◆ Short task
Find the lines in these entries that include the word "username" and state how many there are, with no other words.

********

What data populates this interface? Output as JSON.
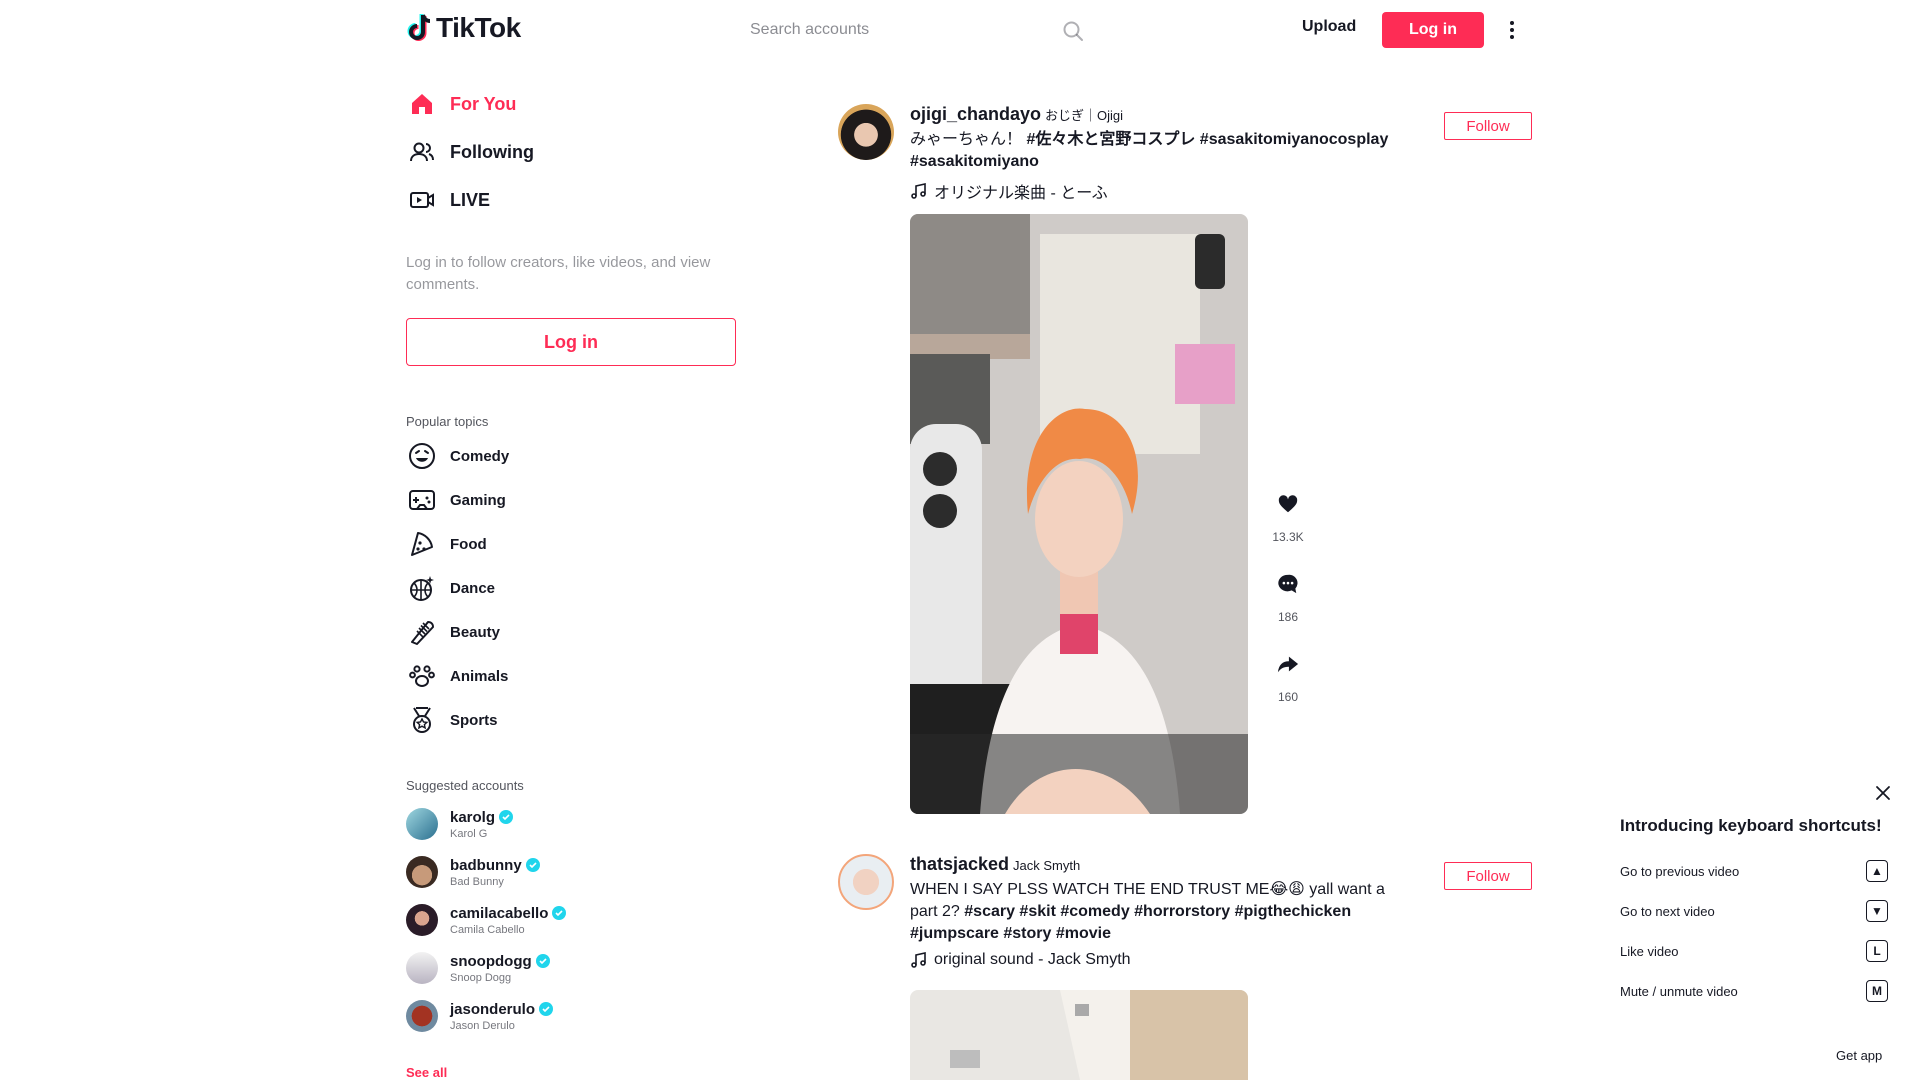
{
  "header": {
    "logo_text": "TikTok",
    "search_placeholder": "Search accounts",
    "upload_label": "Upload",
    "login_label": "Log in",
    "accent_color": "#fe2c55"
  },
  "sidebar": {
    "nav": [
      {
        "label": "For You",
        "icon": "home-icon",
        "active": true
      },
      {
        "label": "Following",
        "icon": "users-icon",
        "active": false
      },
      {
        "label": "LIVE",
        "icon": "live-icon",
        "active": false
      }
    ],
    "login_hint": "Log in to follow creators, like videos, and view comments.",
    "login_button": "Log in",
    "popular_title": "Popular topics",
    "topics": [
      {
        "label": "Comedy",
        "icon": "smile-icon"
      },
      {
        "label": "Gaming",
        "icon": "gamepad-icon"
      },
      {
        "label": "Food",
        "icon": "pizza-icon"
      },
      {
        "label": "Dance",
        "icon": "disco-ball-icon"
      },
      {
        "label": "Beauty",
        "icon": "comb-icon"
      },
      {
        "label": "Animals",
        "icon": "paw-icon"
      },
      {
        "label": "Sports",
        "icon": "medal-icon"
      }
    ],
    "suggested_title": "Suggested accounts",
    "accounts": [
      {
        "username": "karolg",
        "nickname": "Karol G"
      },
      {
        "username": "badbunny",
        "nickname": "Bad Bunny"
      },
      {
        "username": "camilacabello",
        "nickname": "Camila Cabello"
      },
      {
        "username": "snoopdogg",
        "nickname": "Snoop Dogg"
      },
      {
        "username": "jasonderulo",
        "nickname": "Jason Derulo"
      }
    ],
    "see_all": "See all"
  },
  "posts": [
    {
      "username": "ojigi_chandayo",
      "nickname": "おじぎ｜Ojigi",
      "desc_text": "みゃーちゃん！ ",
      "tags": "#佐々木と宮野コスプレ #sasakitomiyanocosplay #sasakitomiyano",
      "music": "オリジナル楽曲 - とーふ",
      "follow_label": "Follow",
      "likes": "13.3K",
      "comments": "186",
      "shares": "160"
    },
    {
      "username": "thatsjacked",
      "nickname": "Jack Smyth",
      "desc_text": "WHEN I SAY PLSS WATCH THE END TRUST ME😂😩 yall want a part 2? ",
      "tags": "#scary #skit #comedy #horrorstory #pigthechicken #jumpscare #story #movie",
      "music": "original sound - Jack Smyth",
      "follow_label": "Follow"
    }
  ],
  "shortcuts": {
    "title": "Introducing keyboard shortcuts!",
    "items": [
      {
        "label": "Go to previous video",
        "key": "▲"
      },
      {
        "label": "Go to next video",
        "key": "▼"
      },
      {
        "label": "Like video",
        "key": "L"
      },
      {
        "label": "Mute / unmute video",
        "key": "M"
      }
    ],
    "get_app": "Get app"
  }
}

********

◆ Exercise solution
7